* _Task objective_
Answer with one number: the count of lines in the listing below that hold the word "CARS".

* _Provided data_
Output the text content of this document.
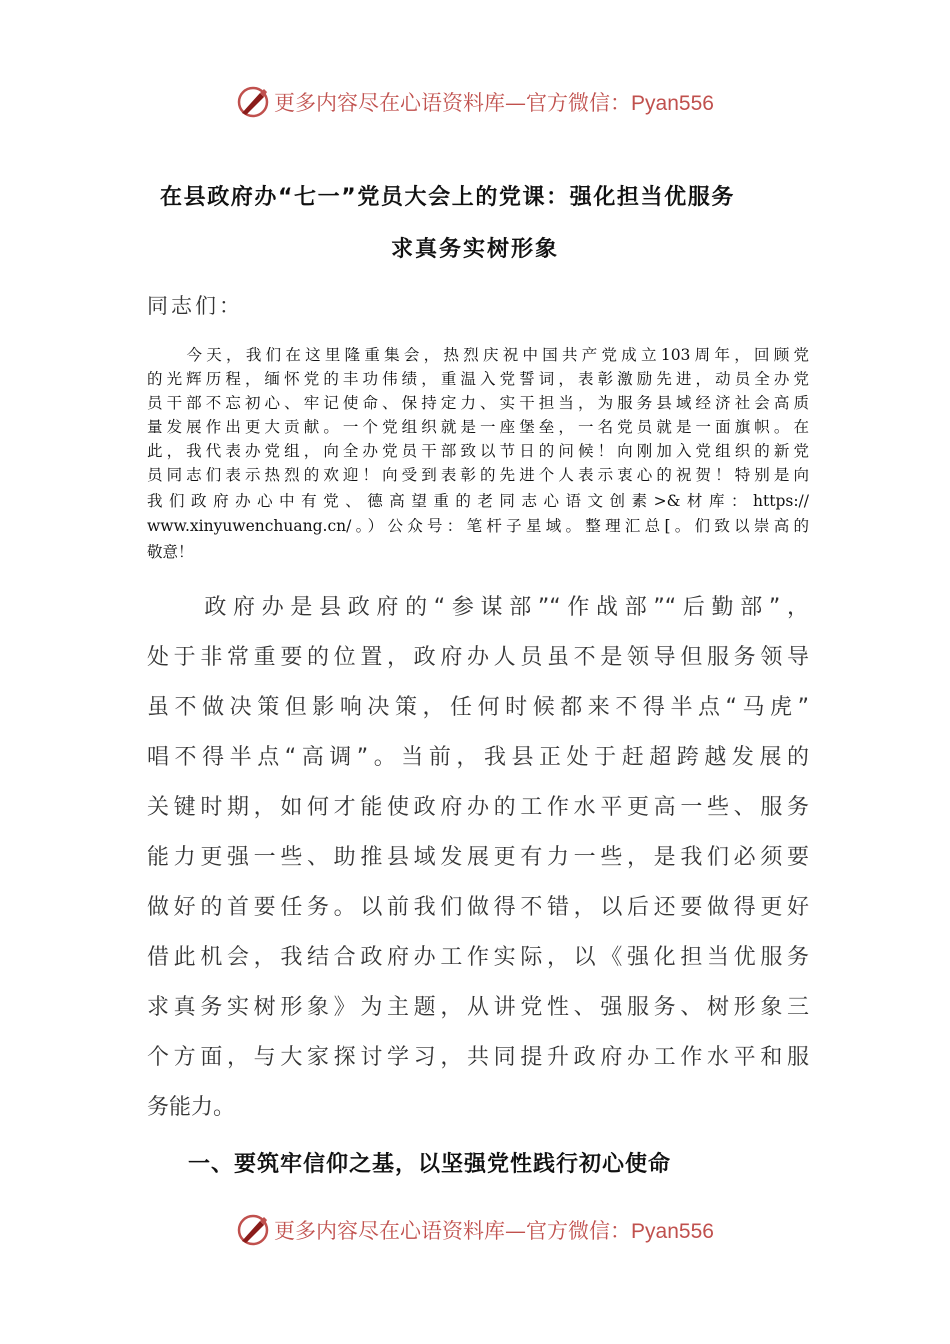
更多内容尽在心语资料库—官方微信：Pyan556
在县政府办“七一”党员大会上的党课：强化担当优服务
求真务实树形象
同志们：
　　今天，我们在这里隆重集会，热烈庆祝中国共产党成立103周年，回顾党
的光辉历程，缅怀党的丰功伟绩，重温入党誓词，表彰激励先进，动员全办党
员干部不忘初心、牢记使命、保持定力、实干担当，为服务县域经济社会高质
量发展作出更大贡献。一个党组织就是一座堡垒，一名党员就是一面旗帜。在
此，我代表办党组，向全办党员干部致以节日的问候！向刚加入党组织的新党
员同志们表示热烈的欢迎！向受到表彰的先进个人表示衷心的祝贺！特别是向
我们政府办心中有党、德高望重的老同志心语文创素>&材库：https://
www.xinyuwenchuang.cn/。）公众号：笔杆子星域。整理汇总[。们致以崇高的
敬意！
　　政府办是县政府的“参谋部”“作战部”“后勤部”，
处于非常重要的位置，政府办人员虽不是领导但服务领导
虽不做决策但影响决策，任何时候都来不得半点“马虎”
唱不得半点“高调”。当前，我县正处于赶超跨越发展的
关键时期，如何才能使政府办的工作水平更高一些、服务
能力更强一些、助推县域发展更有力一些，是我们必须要
做好的首要任务。以前我们做得不错，以后还要做得更好
借此机会，我结合政府办工作实际，以《强化担当优服务
求真务实树形象》为主题，从讲党性、强服务、树形象三
个方面，与大家探讨学习，共同提升政府办工作水平和服
务能力。
一、要筑牢信仰之基，以坚强党性践行初心使命
更多内容尽在心语资料库—官方微信：Pyan556
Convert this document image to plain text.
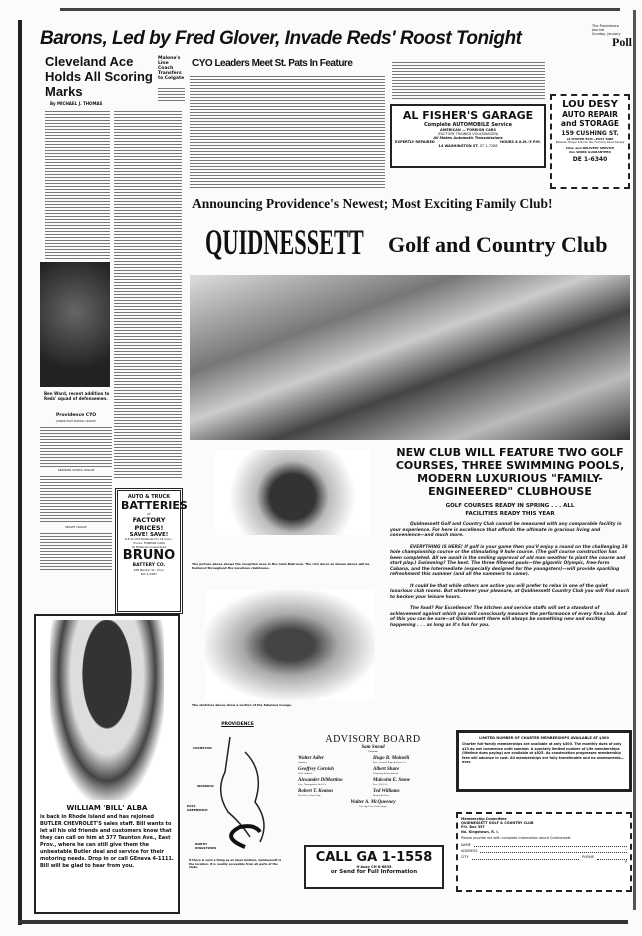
Barons, Led by Fred Glover, Invade Reds' Roost Tonight
The Providence Journal
Sunday, January
Poll
Cleveland Ace Holds All Scoring Marks
By MICHAEL J. THOMAS
Ben Ward, recent addition to Reds' squad of defensemen.
Malone's Line Coach Transfers to Colgate
Providence CYO
JUNIOR HIGH SCHOOL LEAGUE
GRAMMAR SCHOOL LEAGUE
MIDGET LEAGUE
AUTO & TRUCK
BATTERIES
AT
FACTORY PRICES!
SAVE! SAVE!
6-8-12 Volt Batteries For All Cars—Trucks, FOREIGN CARS
All Batteries Guaranteed
BRUNO
BATTERY CO.
168 Becker St., Prov.
MA 1-0287
WILLIAM 'BILL' ALBA
is back in Rhode Island and has rejoined BUTLER CHEVROLET'S sales staff. Bill wants to let all his old friends and customers know that they can call on him at 377 Taunton Ave., East Prov., where he can still give them the unbeatable Butler deal and service for their motoring needs. Drop in or call GEneva 4-1111. Bill will be glad to hear from you.
CYO Leaders Meet St. Pats In Feature
AL FISHER'S GARAGE
Complete AUTOMOBILE Service
AMERICAN — FOREIGN CARS
(FACTORY TRAINED VOLKSWAGEN)
All Makes Automatic Transmissions
EXPERTLY REPAIRED	HOURS 8 A.M.-5 P.M.
14 WASHINGTON ST. ST 1-7288
LOU DESY
AUTO REPAIR
and STORAGE
159 CUSHING ST.
at THAYER EXIT—EAST SIDE
Between Thayer & Brook Sts. Formerly Davis Garage
CALL and DELIVERY SERVICE
ALL WORK GUARANTEED
DE 1-6340
Announcing Providence's Newest; Most Exciting Family Club!
QUIDNESSETT Golf and Country Club
The picture above shows the reception area in the main Ballroom. The rich decor as shown above will be featured throughout the luxurious clubhouse.
The sketches above show a section of the fabulous lounge.
NEW CLUB WILL FEATURE TWO GOLF COURSES, THREE SWIMMING POOLS, MODERN LUXURIOUS "FAMILY-ENGINEERED" CLUBHOUSE
GOLF COURSES READY IN SPRING . . . ALL FACILITIES READY THIS YEAR

Quidnessett Golf and Country Club cannot be measured with any comparable facility in your experience. For here is excellence that affords the ultimate in gracious living and convenience—and much more.

EVERYTHING IS HERE! If golf is your game then you'll enjoy a round on the challenging 18 hole championship course or the stimulating 9 hole course. (The golf course construction has been completed. All we await is the smiling approval of old man weather to plant the course and start play.) Swimming? The best. The three filtered pools—the gigantic Olympic, free-form Cabana, and the Intermediate (especially designed for the youngsters)—will provide sparkling refreshment this summer (and all the summers to come).

It could be that while others are active you will prefer to relax in one of the quiet luxurious club rooms. But whatever your pleasure, at Quidnessett Country Club you will find much to beckon your leisure hours.

The food? Par Excellence! The kitchen and service staffs will set a standard of achievement against which you will consciously measure the performance of every fine club. And of this you can be sure—at Quidnessett there will always be something new and exciting happening . . . as long as it's fun for you.

PROVIDENCE
CRANSTON
WARWICK
EAST GREENWICH
NORTH KINGSTOWN
If there is such a thing as an ideal location, Quidnessett is the location. It is readily accessible from all parts of the state.
ADVISORY BOARD
Sam Snead
Chairman
Walter Adler
Attorney
Hugo R. Mainelli
Pres., General Engr. & Cons. Co.
Geoffrey Cornish
Golf Architect
Albert Share
Financing & Investments
Alexander DiMartino
Pres., Narragansett Steel Co.
Malcolm E. Stone
Pres., R.I.G.A.
Robert T. Keaton
Vice Pres., Fram Corp.
Ted Williams
Boston Red Sox
Walter A. McQueeney
Ext. Sgt. Prov. Police Dept.
CALL GA 1-1558
If busy CH 8-6635
or Send for Full Information
LIMITED NUMBER OF CHARTER MEMBERSHIPS AVAILABLE AT $300
Charter full-family memberships are available at only $300. The monthly dues of only $13 do not commence until summer. A specially limited number of Life memberships (lifetime dues paying) are available at $825. As construction progresses membership fees will advance in cost. All memberships are fully transferable and no assessments—ever.
Membership Committee
QUIDNESSETT GOLF & COUNTRY CLUB
P.O. Box 357
No. Kingstown, R. I.
Please provide me with complete information about Quidnessett.
NAME
ADDRESS
CITY	PHONE
P
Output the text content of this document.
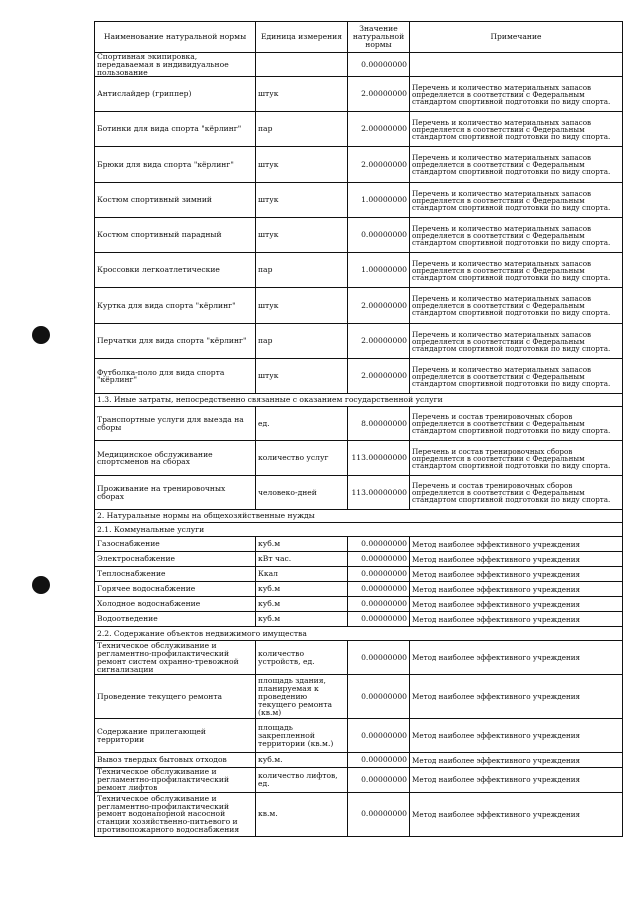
Наименование натуральной нормы	Единица измерения	Значение натуральной нормы	Примечание
Спортивная экипировка, передаваемая в индивидуальное пользование		0.00000000	
Антислайдер (гриппер)	штук	2.00000000	Перечень и количество материальных запасов определяется в соответствии с Федеральным стандартом спортивной подготовки по виду спорта.
Ботинки для вида спорта "кёрлинг"	пар	2.00000000	Перечень и количество материальных запасов определяется в соответствии с Федеральным стандартом спортивной подготовки по виду спорта.
Брюки для вида спорта "кёрлинг"	штук	2.00000000	Перечень и количество материальных запасов определяется в соответствии с Федеральным стандартом спортивной подготовки по виду спорта.
Костюм спортивный зимний	штук	1.00000000	Перечень и количество материальных запасов определяется в соответствии с Федеральным стандартом спортивной подготовки по виду спорта.
Костюм спортивный парадный	штук	0.00000000	Перечень и количество материальных запасов определяется в соответствии с Федеральным стандартом спортивной подготовки по виду спорта.
Кроссовки легкоатлетические	пар	1.00000000	Перечень и количество материальных запасов определяется в соответствии с Федеральным стандартом спортивной подготовки по виду спорта.
Куртка для вида спорта "кёрлинг"	штук	2.00000000	Перечень и количество материальных запасов определяется в соответствии с Федеральным стандартом спортивной подготовки по виду спорта.
Перчатки для вида спорта "кёрлинг"	пар	2.00000000	Перечень и количество материальных запасов определяется в соответствии с Федеральным стандартом спортивной подготовки по виду спорта.
Футболка-поло для вида спорта "кёрлинг"	штук	2.00000000	Перечень и количество материальных запасов определяется в соответствии с Федеральным стандартом спортивной подготовки по виду спорта.
1.3. Иные затраты, непосредственно связанные с оказанием государственной услуги			
Транспортные услуги для выезда на сборы	ед.	8.00000000	Перечень и состав тренировочных сборов определяется в соответствии с Федеральным стандартом спортивной подготовки по виду спорта.
Медицинское обслуживание спортсменов на сборах	количество услуг	113.00000000	Перечень и состав тренировочных сборов определяется в соответствии с Федеральным стандартом спортивной подготовки по виду спорта.
Проживание на тренировочных сборах	человеко-дней	113.00000000	Перечень и состав тренировочных сборов определяется в соответствии с Федеральным стандартом спортивной подготовки по виду спорта.
2. Натуральные нормы на общехозяйственные нужды			
2.1. Коммунальные услуги			
Газоснабжение	куб.м	0.00000000	Метод наиболее эффективного учреждения
Электроснабжение	кВт час.	0.00000000	Метод наиболее эффективного учреждения
Теплоснабжение	Ккал	0.00000000	Метод наиболее эффективного учреждения
Горячее водоснабжение	куб.м	0.00000000	Метод наиболее эффективного учреждения
Холодное водоснабжение	куб.м	0.00000000	Метод наиболее эффективного учреждения
Водоотведение	куб.м	0.00000000	Метод наиболее эффективного учреждения
2.2. Содержание объектов недвижимого имущества			
Техническое обслуживание и регламентно-профилактический ремонт систем охранно-тревожной сигнализации	количество устройств, ед.	0.00000000	Метод наиболее эффективного учреждения
Проведение текущего ремонта	площадь здания, планируемая к проведению текущего ремонта (кв.м)	0.00000000	Метод наиболее эффективного учреждения
Содержание прилегающей территории	площадь закрепленной территории (кв.м.)	0.00000000	Метод наиболее эффективного учреждения
Вывоз твердых бытовых отходов	куб.м.	0.00000000	Метод наиболее эффективного учреждения
Техническое обслуживание и регламентно-профилактический ремонт лифтов	количество лифтов, ед.	0.00000000	Метод наиболее эффективного учреждения
Техническое обслуживание и регламентно-профилактический ремонт водонапорной насосной станции хозяйственно-питьевого и противопожарного водоснабжения	кв.м.	0.00000000	Метод наиболее эффективного учреждения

* _Solution below_
2